Word for word, repeat the entries, minus the pictures.

Recorded data:
◇ ◇ ◇ ◇ ◇
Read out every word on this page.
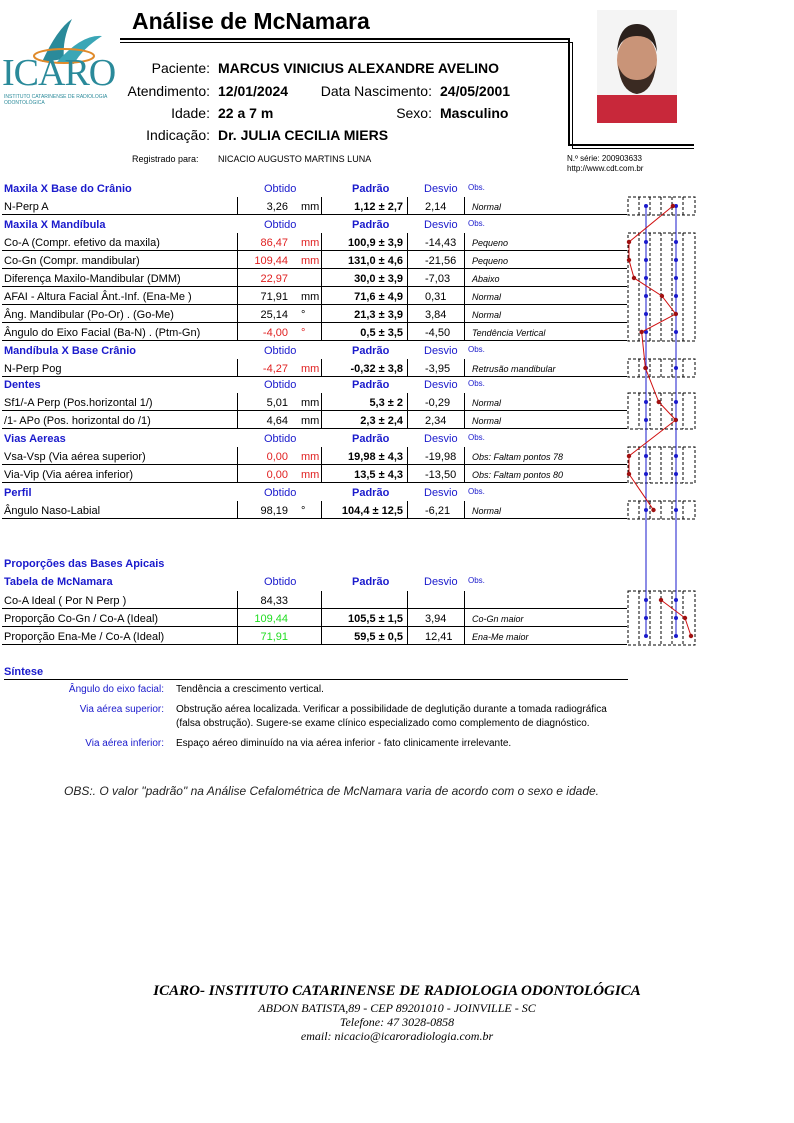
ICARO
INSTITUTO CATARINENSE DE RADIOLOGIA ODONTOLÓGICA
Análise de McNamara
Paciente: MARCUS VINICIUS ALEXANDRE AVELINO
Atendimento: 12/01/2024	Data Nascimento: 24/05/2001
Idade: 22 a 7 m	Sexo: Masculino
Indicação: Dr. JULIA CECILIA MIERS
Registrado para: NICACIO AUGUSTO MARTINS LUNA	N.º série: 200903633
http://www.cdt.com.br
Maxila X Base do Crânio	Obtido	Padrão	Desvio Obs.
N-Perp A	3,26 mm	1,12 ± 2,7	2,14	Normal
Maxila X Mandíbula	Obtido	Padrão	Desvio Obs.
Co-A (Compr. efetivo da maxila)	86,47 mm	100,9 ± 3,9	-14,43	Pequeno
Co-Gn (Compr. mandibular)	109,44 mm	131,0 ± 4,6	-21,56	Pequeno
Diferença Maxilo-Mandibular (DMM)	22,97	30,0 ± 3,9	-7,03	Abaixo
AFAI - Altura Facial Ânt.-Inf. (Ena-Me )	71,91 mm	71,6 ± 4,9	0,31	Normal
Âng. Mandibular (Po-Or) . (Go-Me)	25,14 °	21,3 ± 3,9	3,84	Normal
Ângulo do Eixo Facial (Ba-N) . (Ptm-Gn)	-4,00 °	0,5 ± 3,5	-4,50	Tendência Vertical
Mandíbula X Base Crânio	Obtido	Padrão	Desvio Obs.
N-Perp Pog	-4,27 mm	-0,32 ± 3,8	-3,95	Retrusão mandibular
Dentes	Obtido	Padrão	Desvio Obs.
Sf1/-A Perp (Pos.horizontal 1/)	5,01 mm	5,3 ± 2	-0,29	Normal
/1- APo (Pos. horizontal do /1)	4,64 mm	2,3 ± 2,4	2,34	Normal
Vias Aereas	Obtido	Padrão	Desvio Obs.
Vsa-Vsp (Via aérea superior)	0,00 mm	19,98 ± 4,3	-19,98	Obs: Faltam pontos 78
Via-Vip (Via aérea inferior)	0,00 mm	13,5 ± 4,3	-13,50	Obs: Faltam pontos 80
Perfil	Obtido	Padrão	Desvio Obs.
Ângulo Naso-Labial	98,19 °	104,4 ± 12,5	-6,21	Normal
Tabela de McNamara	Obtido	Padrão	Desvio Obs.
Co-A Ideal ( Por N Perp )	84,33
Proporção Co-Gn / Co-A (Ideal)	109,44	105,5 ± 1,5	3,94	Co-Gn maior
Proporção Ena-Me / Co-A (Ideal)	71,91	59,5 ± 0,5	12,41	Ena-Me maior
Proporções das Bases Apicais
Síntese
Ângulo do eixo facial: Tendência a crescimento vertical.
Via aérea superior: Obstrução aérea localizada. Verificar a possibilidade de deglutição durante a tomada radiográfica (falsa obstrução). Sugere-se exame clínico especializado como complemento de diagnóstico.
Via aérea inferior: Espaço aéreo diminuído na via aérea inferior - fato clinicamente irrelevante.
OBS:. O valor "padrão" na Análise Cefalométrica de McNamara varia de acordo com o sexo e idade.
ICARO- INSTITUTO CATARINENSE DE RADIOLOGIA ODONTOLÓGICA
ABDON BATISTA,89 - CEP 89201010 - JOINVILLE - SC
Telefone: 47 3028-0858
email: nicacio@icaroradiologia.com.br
◇ ◇ ◇ ◇ ◇
Result for this task:
Read out every word on this page.
ICARO
INSTITUTO CATARINENSE DE RADIOLOGIA ODONTOLÓGICA
Análise de McNamara
Paciente: MARCUS VINICIUS ALEXANDRE AVELINO
Atendimento: 12/01/2024	Data Nascimento: 24/05/2001
Idade: 22 a 7 m	Sexo: Masculino
Indicação: Dr. JULIA CECILIA MIERS
Registrado para: NICACIO AUGUSTO MARTINS LUNA	N.º série: 200903633
http://www.cdt.com.br
Maxila X Base do Crânio	Obtido	Padrão	Desvio Obs.
N-Perp A	3,26 mm	1,12 ± 2,7	2,14	Normal
Maxila X Mandíbula	Obtido	Padrão	Desvio Obs.
Co-A (Compr. efetivo da maxila)	86,47 mm	100,9 ± 3,9	-14,43	Pequeno
Co-Gn (Compr. mandibular)	109,44 mm	131,0 ± 4,6	-21,56	Pequeno
Diferença Maxilo-Mandibular (DMM)	22,97	30,0 ± 3,9	-7,03	Abaixo
AFAI - Altura Facial Ânt.-Inf. (Ena-Me )	71,91 mm	71,6 ± 4,9	0,31	Normal
Âng. Mandibular (Po-Or) . (Go-Me)	25,14 °	21,3 ± 3,9	3,84	Normal
Ângulo do Eixo Facial (Ba-N) . (Ptm-Gn)	-4,00 °	0,5 ± 3,5	-4,50	Tendência Vertical
Mandíbula X Base Crânio	Obtido	Padrão	Desvio Obs.
N-Perp Pog	-4,27 mm	-0,32 ± 3,8	-3,95	Retrusão mandibular
Dentes	Obtido	Padrão	Desvio Obs.
Sf1/-A Perp (Pos.horizontal 1/)	5,01 mm	5,3 ± 2	-0,29	Normal
/1- APo (Pos. horizontal do /1)	4,64 mm	2,3 ± 2,4	2,34	Normal
Vias Aereas	Obtido	Padrão	Desvio Obs.
Vsa-Vsp (Via aérea superior)	0,00 mm	19,98 ± 4,3	-19,98	Obs: Faltam pontos 78
Via-Vip (Via aérea inferior)	0,00 mm	13,5 ± 4,3	-13,50	Obs: Faltam pontos 80
Perfil	Obtido	Padrão	Desvio Obs.
Ângulo Naso-Labial	98,19 °	104,4 ± 12,5	-6,21	Normal
Tabela de McNamara	Obtido	Padrão	Desvio Obs.
Co-A Ideal ( Por N Perp )	84,33
Proporção Co-Gn / Co-A (Ideal)	109,44	105,5 ± 1,5	3,94	Co-Gn maior
Proporção Ena-Me / Co-A (Ideal)	71,91	59,5 ± 0,5	12,41	Ena-Me maior
Proporções das Bases Apicais
Síntese
Ângulo do eixo facial: Tendência a crescimento vertical.
Via aérea superior: Obstrução aérea localizada. Verificar a possibilidade de deglutição durante a tomada radiográfica (falsa obstrução). Sugere-se exame clínico especializado como complemento de diagnóstico.
Via aérea inferior: Espaço aéreo diminuído na via aérea inferior - fato clinicamente irrelevante.
OBS:. O valor "padrão" na Análise Cefalométrica de McNamara varia de acordo com o sexo e idade.
ICARO- INSTITUTO CATARINENSE DE RADIOLOGIA ODONTOLÓGICA
ABDON BATISTA,89 - CEP 89201010 - JOINVILLE - SC
Telefone: 47 3028-0858
email: nicacio@icaroradiologia.com.br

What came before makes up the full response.